(Data extracted from a collection)
----
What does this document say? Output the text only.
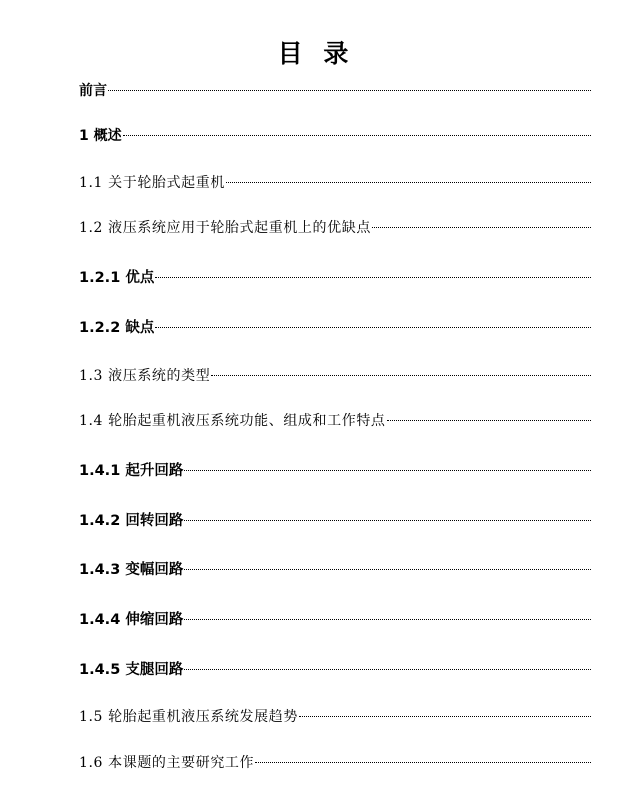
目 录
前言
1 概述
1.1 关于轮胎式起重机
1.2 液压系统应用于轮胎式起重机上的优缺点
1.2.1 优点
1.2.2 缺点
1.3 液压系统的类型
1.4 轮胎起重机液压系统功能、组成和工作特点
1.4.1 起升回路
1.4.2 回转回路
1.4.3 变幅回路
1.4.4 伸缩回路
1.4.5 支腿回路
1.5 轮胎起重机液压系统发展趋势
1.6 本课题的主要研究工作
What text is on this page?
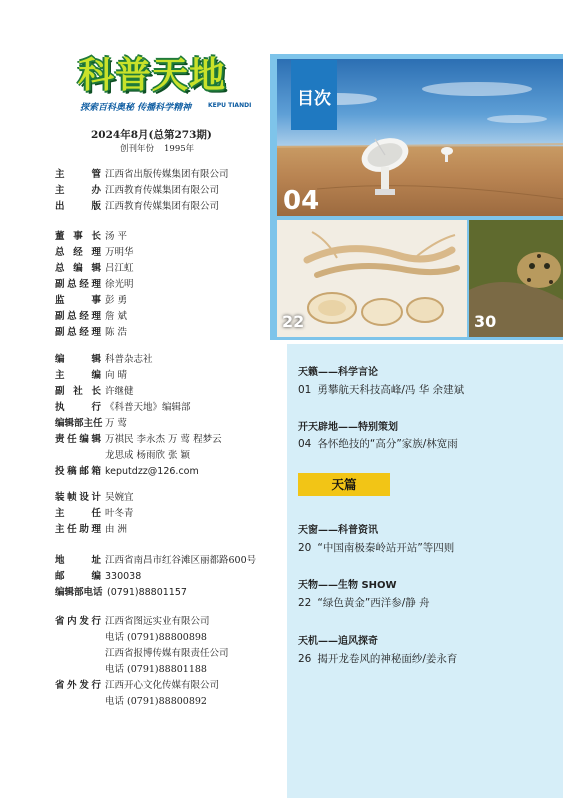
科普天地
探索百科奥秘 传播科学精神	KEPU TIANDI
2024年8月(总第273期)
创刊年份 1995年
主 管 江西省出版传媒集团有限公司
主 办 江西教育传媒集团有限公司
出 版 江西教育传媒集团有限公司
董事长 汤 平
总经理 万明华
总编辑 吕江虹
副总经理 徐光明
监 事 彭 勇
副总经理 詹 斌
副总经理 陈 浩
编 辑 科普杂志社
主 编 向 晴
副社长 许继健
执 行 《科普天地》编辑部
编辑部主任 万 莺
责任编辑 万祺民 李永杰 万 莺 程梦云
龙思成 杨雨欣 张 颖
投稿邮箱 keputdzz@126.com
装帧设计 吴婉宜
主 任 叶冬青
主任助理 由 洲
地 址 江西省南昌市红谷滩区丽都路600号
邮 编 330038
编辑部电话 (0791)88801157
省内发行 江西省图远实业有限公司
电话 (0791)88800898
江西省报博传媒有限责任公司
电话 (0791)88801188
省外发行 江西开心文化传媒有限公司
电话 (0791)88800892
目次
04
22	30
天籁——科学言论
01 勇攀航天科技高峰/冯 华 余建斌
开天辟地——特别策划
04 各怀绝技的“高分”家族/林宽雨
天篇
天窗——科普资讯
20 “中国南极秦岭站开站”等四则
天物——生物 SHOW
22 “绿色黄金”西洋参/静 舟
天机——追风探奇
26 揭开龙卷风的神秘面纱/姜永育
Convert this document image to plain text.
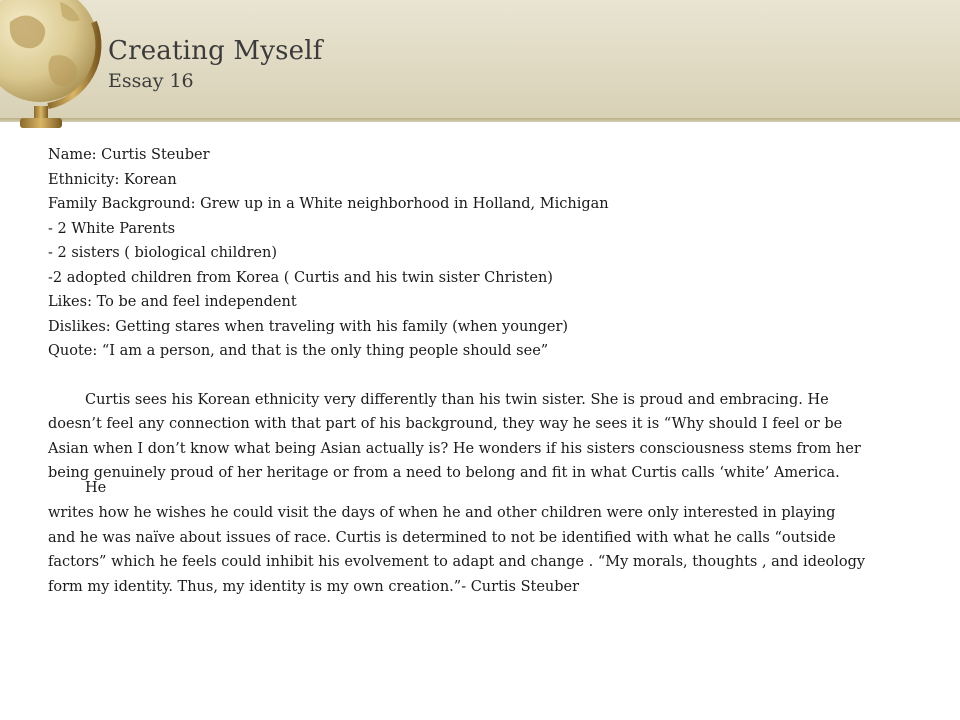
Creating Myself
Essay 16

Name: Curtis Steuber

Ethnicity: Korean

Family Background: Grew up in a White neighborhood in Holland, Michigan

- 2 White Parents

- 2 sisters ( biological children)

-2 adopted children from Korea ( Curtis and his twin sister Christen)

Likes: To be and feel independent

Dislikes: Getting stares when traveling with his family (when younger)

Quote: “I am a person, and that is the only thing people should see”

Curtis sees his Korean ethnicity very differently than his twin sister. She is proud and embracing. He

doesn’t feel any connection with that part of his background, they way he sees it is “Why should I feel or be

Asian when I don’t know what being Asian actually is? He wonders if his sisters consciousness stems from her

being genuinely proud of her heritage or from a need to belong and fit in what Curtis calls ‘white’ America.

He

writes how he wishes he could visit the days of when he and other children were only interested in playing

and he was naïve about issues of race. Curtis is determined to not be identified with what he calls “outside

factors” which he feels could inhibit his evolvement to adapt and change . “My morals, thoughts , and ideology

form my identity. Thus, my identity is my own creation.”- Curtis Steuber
----
--- WORK TO DO ---
Every line of the material is to be quoted exactly, with no pictures carried over.

--- TASK OUTPUT ---
What does this document say? Output the text only.
目 录
前言
1 概述
1.1 关于轮胎式起重机
1.2 液压系统应用于轮胎式起重机上的优缺点
1.2.1 优点
1.2.2 缺点
1.3 液压系统的类型
1.4 轮胎起重机液压系统功能、组成和工作特点
1.4.1 起升回路
1.4.2 回转回路
1.4.3 变幅回路
1.4.4 伸缩回路
1.4.5 支腿回路
1.5 轮胎起重机液压系统发展趋势
1.6 本课题的主要研究工作
What text is on this page?
科普天地
探索百科奥秘 传播科学精神	KEPU TIANDI
2024年8月(总第273期)
创刊年份 1995年
主 管 江西省出版传媒集团有限公司
主 办 江西教育传媒集团有限公司
出 版 江西教育传媒集团有限公司
董事长 汤 平
总经理 万明华
总编辑 吕江虹
副总经理 徐光明
监 事 彭 勇
副总经理 詹 斌
副总经理 陈 浩
编 辑 科普杂志社
主 编 向 晴
副社长 许继健
执 行 《科普天地》编辑部
编辑部主任 万 莺
责任编辑 万祺民 李永杰 万 莺 程梦云
龙思成 杨雨欣 张 颖
投稿邮箱 keputdzz@126.com
装帧设计 吴婉宜
主 任 叶冬青
主任助理 由 洲
地 址 江西省南昌市红谷滩区丽都路600号
邮 编 330038
编辑部电话 (0791)88801157
省内发行 江西省图远实业有限公司
电话 (0791)88800898
江西省报博传媒有限责任公司
电话 (0791)88801188
省外发行 江西开心文化传媒有限公司
电话 (0791)88800892
目次
04
22	30
天籁——科学言论
01 勇攀航天科技高峰/冯 华 余建斌
开天辟地——特别策划
04 各怀绝技的“高分”家族/林宽雨
天篇
天窗——科普资讯
20 “中国南极秦岭站开站”等四则
天物——生物 SHOW
22 “绿色黄金”西洋参/静 舟
天机——追风探奇
26 揭开龙卷风的神秘面纱/姜永育
Convert this document image to plain text.
Creating Myself
Essay 16

Name: Curtis Steuber

Ethnicity: Korean

Family Background: Grew up in a White neighborhood in Holland, Michigan

- 2 White Parents

- 2 sisters ( biological children)

-2 adopted children from Korea ( Curtis and his twin sister Christen)

Likes: To be and feel independent

Dislikes: Getting stares when traveling with his family (when younger)

Quote: “I am a person, and that is the only thing people should see”

Curtis sees his Korean ethnicity very differently than his twin sister. She is proud and embracing. He

doesn’t feel any connection with that part of his background, they way he sees it is “Why should I feel or be

Asian when I don’t know what being Asian actually is? He wonders if his sisters consciousness stems from her

being genuinely proud of her heritage or from a need to belong and fit in what Curtis calls ‘white’ America.

He

writes how he wishes he could visit the days of when he and other children were only interested in playing

and he was naïve about issues of race. Curtis is determined to not be identified with what he calls “outside

factors” which he feels could inhibit his evolvement to adapt and change . “My morals, thoughts , and ideology

form my identity. Thus, my identity is my own creation.”- Curtis Steuber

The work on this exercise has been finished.